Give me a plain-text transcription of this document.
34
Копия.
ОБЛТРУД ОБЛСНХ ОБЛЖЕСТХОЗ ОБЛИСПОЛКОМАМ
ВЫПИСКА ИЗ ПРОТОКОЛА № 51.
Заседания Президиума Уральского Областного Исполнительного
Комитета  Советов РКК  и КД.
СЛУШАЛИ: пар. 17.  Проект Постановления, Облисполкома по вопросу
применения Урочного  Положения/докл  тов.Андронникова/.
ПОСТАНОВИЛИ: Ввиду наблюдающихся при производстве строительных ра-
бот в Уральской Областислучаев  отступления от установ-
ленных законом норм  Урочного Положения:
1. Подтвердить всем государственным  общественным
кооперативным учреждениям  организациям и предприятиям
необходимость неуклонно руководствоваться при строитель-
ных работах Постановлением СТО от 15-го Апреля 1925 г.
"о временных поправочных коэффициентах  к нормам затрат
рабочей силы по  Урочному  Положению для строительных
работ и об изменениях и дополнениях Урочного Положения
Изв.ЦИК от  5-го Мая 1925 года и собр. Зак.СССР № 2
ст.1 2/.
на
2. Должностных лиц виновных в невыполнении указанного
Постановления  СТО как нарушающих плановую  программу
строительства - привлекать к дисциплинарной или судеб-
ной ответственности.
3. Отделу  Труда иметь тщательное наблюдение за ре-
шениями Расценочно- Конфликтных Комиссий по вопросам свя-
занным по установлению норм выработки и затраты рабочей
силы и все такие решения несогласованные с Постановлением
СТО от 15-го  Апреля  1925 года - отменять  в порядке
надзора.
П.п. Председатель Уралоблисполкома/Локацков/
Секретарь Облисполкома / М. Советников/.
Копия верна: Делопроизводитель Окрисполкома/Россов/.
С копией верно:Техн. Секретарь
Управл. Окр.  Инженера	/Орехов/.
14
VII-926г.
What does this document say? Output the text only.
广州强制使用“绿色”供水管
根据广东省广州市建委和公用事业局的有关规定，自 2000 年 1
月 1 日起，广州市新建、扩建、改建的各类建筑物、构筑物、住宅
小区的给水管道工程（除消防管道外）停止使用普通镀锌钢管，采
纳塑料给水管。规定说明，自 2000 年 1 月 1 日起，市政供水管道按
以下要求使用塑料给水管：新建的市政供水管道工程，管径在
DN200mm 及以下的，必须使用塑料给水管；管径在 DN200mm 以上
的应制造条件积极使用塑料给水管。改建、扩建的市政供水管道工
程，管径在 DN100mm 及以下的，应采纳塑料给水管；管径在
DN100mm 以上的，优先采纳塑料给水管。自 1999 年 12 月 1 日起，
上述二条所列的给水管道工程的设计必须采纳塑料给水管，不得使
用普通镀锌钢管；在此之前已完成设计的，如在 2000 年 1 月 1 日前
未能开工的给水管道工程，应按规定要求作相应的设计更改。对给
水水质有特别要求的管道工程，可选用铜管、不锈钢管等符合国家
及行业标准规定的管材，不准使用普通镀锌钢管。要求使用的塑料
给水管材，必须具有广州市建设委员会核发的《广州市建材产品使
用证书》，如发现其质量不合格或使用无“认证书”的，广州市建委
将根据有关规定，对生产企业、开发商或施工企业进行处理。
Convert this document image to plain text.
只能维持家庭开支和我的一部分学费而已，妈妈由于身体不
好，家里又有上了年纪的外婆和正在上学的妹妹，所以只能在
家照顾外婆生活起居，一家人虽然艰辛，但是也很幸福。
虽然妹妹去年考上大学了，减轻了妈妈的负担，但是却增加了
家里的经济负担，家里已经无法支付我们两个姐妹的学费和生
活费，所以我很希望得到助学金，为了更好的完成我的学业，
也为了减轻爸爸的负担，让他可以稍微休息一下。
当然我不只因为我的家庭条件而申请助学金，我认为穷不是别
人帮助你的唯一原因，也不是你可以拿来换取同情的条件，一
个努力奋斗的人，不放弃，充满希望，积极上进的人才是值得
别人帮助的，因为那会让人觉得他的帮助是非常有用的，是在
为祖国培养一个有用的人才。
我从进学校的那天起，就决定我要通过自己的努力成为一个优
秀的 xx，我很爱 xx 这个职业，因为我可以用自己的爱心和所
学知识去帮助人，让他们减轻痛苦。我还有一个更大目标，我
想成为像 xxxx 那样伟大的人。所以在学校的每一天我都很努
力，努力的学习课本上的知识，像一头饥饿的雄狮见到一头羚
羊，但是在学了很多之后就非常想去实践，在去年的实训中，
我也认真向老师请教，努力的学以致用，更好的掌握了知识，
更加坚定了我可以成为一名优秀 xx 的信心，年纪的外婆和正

***

> **WHAT TO WORK ON**
Copy out every line with the word "Постановления".

> **WRITTEN SOLUTION**
СЛУШАЛИ: пар. 17.  Проект Постановления, Облисполкома по вопросу
Постановления  СТО как нарушающих плановую  программу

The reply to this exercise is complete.